> _Requirements_:
Omit the images, then output each of the records below exactly.

> _Dataset entries_:
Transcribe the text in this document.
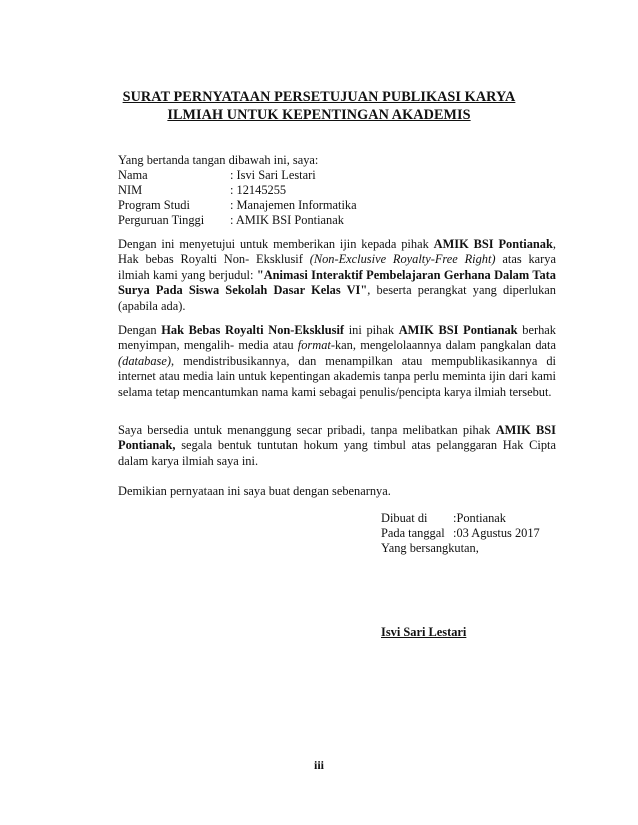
SURAT PERNYATAAN PERSETUJUAN PUBLIKASI KARYA
ILMIAH UNTUK KEPENTINGAN AKADEMIS
Yang bertanda tangan dibawah ini, saya:
Nama	: Isvi Sari Lestari
NIM	: 12145255
Program Studi	: Manajemen Informatika
Perguruan Tinggi : AMIK BSI Pontianak

Dengan ini menyetujui untuk memberikan ijin kepada pihak AMIK BSI Pontianak, Hak bebas Royalti Non- Eksklusif (Non-Exclusive Royalty-Free Right) atas karya ilmiah kami yang berjudul: "Animasi Interaktif Pembelajaran Gerhana Dalam Tata Surya Pada Siswa Sekolah Dasar Kelas VI", beserta perangkat yang diperlukan (apabila ada).

Dengan Hak Bebas Royalti Non-Eksklusif ini pihak AMIK BSI Pontianak berhak menyimpan, mengalih- media atau format-kan, mengelolaannya dalam pangkalan data (database), mendistribusikannya, dan menampilkan atau mempublikasikannya di internet atau media lain untuk kepentingan akademis tanpa perlu meminta ijin dari kami selama tetap mencantumkan nama kami sebagai penulis/pencipta karya ilmiah tersebut.

Saya bersedia untuk menanggung secar pribadi, tanpa melibatkan pihak AMIK BSI Pontianak, segala bentuk tuntutan hokum yang timbul atas pelanggaran Hak Cipta dalam karya ilmiah saya ini.

Demikian pernyataan ini saya buat dengan sebenarnya.
Dibuat di :Pontianak
Pada tanggal :03 Agustus 2017
Yang bersangkutan,
Isvi Sari Lestari
iii
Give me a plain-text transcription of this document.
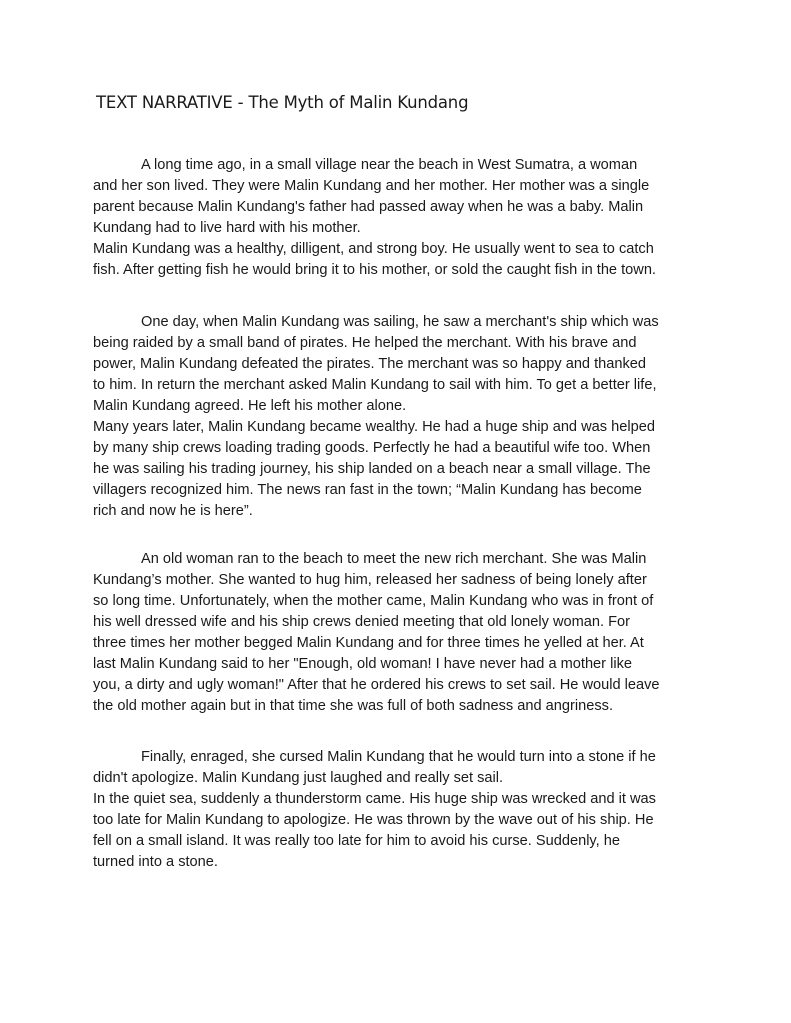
TEXT NARRATIVE - The Myth of Malin Kundang

A long time ago, in a small village near the beach in West Sumatra, a woman
and her son lived. They were Malin Kundang and her mother. Her mother was a single
parent because Malin Kundang's father had passed away when he was a baby. Malin
Kundang had to live hard with his mother.
Malin Kundang was a healthy, dilligent, and strong boy. He usually went to sea to catch
fish. After getting fish he would bring it to his mother, or sold the caught fish in the town.

One day, when Malin Kundang was sailing, he saw a merchant's ship which was
being raided by a small band of pirates. He helped the merchant. With his brave and
power, Malin Kundang defeated the pirates. The merchant was so happy and thanked
to him. In return the merchant asked Malin Kundang to sail with him. To get a better life,
Malin Kundang agreed. He left his mother alone.
Many years later, Malin Kundang became wealthy. He had a huge ship and was helped
by many ship crews loading trading goods. Perfectly he had a beautiful wife too. When
he was sailing his trading journey, his ship landed on a beach near a small village. The
villagers recognized him. The news ran fast in the town; “Malin Kundang has become
rich and now he is here”.

An old woman ran to the beach to meet the new rich merchant. She was Malin
Kundang’s mother. She wanted to hug him, released her sadness of being lonely after
so long time. Unfortunately, when the mother came, Malin Kundang who was in front of
his well dressed wife and his ship crews denied meeting that old lonely woman. For
three times her mother begged Malin Kundang and for three times he yelled at her. At
last Malin Kundang said to her "Enough, old woman! I have never had a mother like
you, a dirty and ugly woman!" After that he ordered his crews to set sail. He would leave
the old mother again but in that time she was full of both sadness and angriness.

Finally, enraged, she cursed Malin Kundang that he would turn into a stone if he
didn't apologize. Malin Kundang just laughed and really set sail.
In the quiet sea, suddenly a thunderstorm came. His huge ship was wrecked and it was
too late for Malin Kundang to apologize. He was thrown by the wave out of his ship. He
fell on a small island. It was really too late for him to avoid his curse. Suddenly, he
turned into a stone.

> _Correct result_:
Transcribe the text in this document.
SURAT PERNYATAAN PERSETUJUAN PUBLIKASI KARYA
ILMIAH UNTUK KEPENTINGAN AKADEMIS
Yang bertanda tangan dibawah ini, saya:
Nama	: Isvi Sari Lestari
NIM	: 12145255
Program Studi	: Manajemen Informatika
Perguruan Tinggi : AMIK BSI Pontianak

Dengan ini menyetujui untuk memberikan ijin kepada pihak AMIK BSI Pontianak, Hak bebas Royalti Non- Eksklusif (Non-Exclusive Royalty-Free Right) atas karya ilmiah kami yang berjudul: "Animasi Interaktif Pembelajaran Gerhana Dalam Tata Surya Pada Siswa Sekolah Dasar Kelas VI", beserta perangkat yang diperlukan (apabila ada).

Dengan Hak Bebas Royalti Non-Eksklusif ini pihak AMIK BSI Pontianak berhak menyimpan, mengalih- media atau format-kan, mengelolaannya dalam pangkalan data (database), mendistribusikannya, dan menampilkan atau mempublikasikannya di internet atau media lain untuk kepentingan akademis tanpa perlu meminta ijin dari kami selama tetap mencantumkan nama kami sebagai penulis/pencipta karya ilmiah tersebut.

Saya bersedia untuk menanggung secar pribadi, tanpa melibatkan pihak AMIK BSI Pontianak, segala bentuk tuntutan hokum yang timbul atas pelanggaran Hak Cipta dalam karya ilmiah saya ini.

Demikian pernyataan ini saya buat dengan sebenarnya.
Dibuat di :Pontianak
Pada tanggal :03 Agustus 2017
Yang bersangkutan,
Isvi Sari Lestari
iii
Give me a plain-text transcription of this document.
TEXT NARRATIVE - The Myth of Malin Kundang

A long time ago, in a small village near the beach in West Sumatra, a woman
and her son lived. They were Malin Kundang and her mother. Her mother was a single
parent because Malin Kundang's father had passed away when he was a baby. Malin
Kundang had to live hard with his mother.
Malin Kundang was a healthy, dilligent, and strong boy. He usually went to sea to catch
fish. After getting fish he would bring it to his mother, or sold the caught fish in the town.

One day, when Malin Kundang was sailing, he saw a merchant's ship which was
being raided by a small band of pirates. He helped the merchant. With his brave and
power, Malin Kundang defeated the pirates. The merchant was so happy and thanked
to him. In return the merchant asked Malin Kundang to sail with him. To get a better life,
Malin Kundang agreed. He left his mother alone.
Many years later, Malin Kundang became wealthy. He had a huge ship and was helped
by many ship crews loading trading goods. Perfectly he had a beautiful wife too. When
he was sailing his trading journey, his ship landed on a beach near a small village. The
villagers recognized him. The news ran fast in the town; “Malin Kundang has become
rich and now he is here”.

An old woman ran to the beach to meet the new rich merchant. She was Malin
Kundang’s mother. She wanted to hug him, released her sadness of being lonely after
so long time. Unfortunately, when the mother came, Malin Kundang who was in front of
his well dressed wife and his ship crews denied meeting that old lonely woman. For
three times her mother begged Malin Kundang and for three times he yelled at her. At
last Malin Kundang said to her "Enough, old woman! I have never had a mother like
you, a dirty and ugly woman!" After that he ordered his crews to set sail. He would leave
the old mother again but in that time she was full of both sadness and angriness.

Finally, enraged, she cursed Malin Kundang that he would turn into a stone if he
didn't apologize. Malin Kundang just laughed and really set sail.
In the quiet sea, suddenly a thunderstorm came. His huge ship was wrecked and it was
too late for Malin Kundang to apologize. He was thrown by the wave out of his ship. He
fell on a small island. It was really too late for him to avoid his curse. Suddenly, he
turned into a stone.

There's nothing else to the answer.